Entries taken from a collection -

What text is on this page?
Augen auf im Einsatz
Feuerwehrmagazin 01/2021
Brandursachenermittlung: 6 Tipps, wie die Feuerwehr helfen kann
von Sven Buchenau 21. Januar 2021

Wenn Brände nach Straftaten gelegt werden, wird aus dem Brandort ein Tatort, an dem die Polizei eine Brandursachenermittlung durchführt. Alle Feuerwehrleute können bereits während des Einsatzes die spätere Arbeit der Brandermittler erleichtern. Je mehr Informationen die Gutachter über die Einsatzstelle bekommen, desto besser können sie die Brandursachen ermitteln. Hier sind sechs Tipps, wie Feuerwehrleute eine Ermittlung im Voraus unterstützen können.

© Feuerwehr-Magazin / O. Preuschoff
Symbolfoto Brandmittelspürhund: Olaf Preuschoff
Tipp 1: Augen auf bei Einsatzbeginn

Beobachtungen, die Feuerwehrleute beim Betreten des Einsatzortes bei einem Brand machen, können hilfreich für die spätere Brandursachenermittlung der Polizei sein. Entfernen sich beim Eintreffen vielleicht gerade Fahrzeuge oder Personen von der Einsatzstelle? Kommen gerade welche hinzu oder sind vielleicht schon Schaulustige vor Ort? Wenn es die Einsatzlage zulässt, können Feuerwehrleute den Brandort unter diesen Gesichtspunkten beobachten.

Exercise directions -
Return the listing above word for word.

Problem solution -
What text is on this page?
Augen auf im Einsatz
Feuerwehrmagazin 01/2021
Brandursachenermittlung: 6 Tipps, wie die Feuerwehr helfen kann
von Sven Buchenau 21. Januar 2021

Wenn Brände nach Straftaten gelegt werden, wird aus dem Brandort ein Tatort, an dem die Polizei eine Brandursachenermittlung durchführt. Alle Feuerwehrleute können bereits während des Einsatzes die spätere Arbeit der Brandermittler erleichtern. Je mehr Informationen die Gutachter über die Einsatzstelle bekommen, desto besser können sie die Brandursachen ermitteln. Hier sind sechs Tipps, wie Feuerwehrleute eine Ermittlung im Voraus unterstützen können.

© Feuerwehr-Magazin / O. Preuschoff
Symbolfoto Brandmittelspürhund: Olaf Preuschoff
Tipp 1: Augen auf bei Einsatzbeginn

Beobachtungen, die Feuerwehrleute beim Betreten des Einsatzortes bei einem Brand machen, können hilfreich für die spätere Brandursachenermittlung der Polizei sein. Entfernen sich beim Eintreffen vielleicht gerade Fahrzeuge oder Personen von der Einsatzstelle? Kommen gerade welche hinzu oder sind vielleicht schon Schaulustige vor Ort? Wenn es die Einsatzlage zulässt, können Feuerwehrleute den Brandort unter diesen Gesichtspunkten beobachten.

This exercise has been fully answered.